*Provided data:*
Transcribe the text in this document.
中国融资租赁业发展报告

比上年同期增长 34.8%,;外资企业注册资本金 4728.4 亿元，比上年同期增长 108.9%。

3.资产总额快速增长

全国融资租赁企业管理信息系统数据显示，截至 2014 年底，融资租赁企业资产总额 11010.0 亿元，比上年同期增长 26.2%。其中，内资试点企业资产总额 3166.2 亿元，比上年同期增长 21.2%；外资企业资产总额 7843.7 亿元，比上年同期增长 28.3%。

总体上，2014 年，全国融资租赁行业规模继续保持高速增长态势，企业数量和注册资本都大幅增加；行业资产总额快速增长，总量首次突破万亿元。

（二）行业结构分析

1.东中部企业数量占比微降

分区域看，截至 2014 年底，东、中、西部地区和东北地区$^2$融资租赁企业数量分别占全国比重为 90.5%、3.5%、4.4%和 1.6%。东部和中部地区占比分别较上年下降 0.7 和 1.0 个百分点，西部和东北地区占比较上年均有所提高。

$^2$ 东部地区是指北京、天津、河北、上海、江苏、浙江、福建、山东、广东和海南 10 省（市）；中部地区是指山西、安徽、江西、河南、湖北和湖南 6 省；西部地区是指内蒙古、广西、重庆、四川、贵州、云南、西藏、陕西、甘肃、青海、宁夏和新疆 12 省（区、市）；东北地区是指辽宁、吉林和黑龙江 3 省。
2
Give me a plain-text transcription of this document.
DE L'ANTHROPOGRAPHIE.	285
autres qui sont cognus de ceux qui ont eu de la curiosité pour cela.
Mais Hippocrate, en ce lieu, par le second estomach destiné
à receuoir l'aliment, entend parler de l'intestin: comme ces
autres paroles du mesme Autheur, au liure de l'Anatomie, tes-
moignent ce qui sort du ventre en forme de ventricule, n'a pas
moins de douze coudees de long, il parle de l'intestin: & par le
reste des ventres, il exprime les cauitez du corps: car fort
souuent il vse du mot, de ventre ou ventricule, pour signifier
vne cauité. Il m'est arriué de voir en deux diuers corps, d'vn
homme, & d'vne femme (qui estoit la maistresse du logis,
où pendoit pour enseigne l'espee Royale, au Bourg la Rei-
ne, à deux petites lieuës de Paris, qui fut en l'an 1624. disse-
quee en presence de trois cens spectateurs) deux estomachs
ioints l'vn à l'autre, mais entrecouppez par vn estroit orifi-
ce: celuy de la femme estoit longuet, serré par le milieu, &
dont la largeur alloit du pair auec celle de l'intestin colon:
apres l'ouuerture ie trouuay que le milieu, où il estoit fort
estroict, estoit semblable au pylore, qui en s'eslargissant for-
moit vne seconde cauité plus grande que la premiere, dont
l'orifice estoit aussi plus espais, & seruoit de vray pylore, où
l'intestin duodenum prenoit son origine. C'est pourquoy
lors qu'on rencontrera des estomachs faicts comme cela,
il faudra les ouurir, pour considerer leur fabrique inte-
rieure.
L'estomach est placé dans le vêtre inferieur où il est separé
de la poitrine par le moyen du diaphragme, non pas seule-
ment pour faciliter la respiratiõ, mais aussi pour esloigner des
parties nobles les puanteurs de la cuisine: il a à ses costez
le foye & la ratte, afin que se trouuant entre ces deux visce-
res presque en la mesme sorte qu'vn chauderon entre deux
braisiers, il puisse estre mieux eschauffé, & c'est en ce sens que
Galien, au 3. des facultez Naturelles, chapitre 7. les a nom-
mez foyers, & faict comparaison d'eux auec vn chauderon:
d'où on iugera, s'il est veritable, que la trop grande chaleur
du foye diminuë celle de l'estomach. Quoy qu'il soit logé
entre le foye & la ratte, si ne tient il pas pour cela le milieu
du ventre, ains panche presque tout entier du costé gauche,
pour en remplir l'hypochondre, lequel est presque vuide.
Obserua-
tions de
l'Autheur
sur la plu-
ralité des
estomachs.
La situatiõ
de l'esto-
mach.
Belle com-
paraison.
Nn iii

*Task directions:* Find every line that includes the string "plus". Report how many there are and nothing else.

*The response:* 2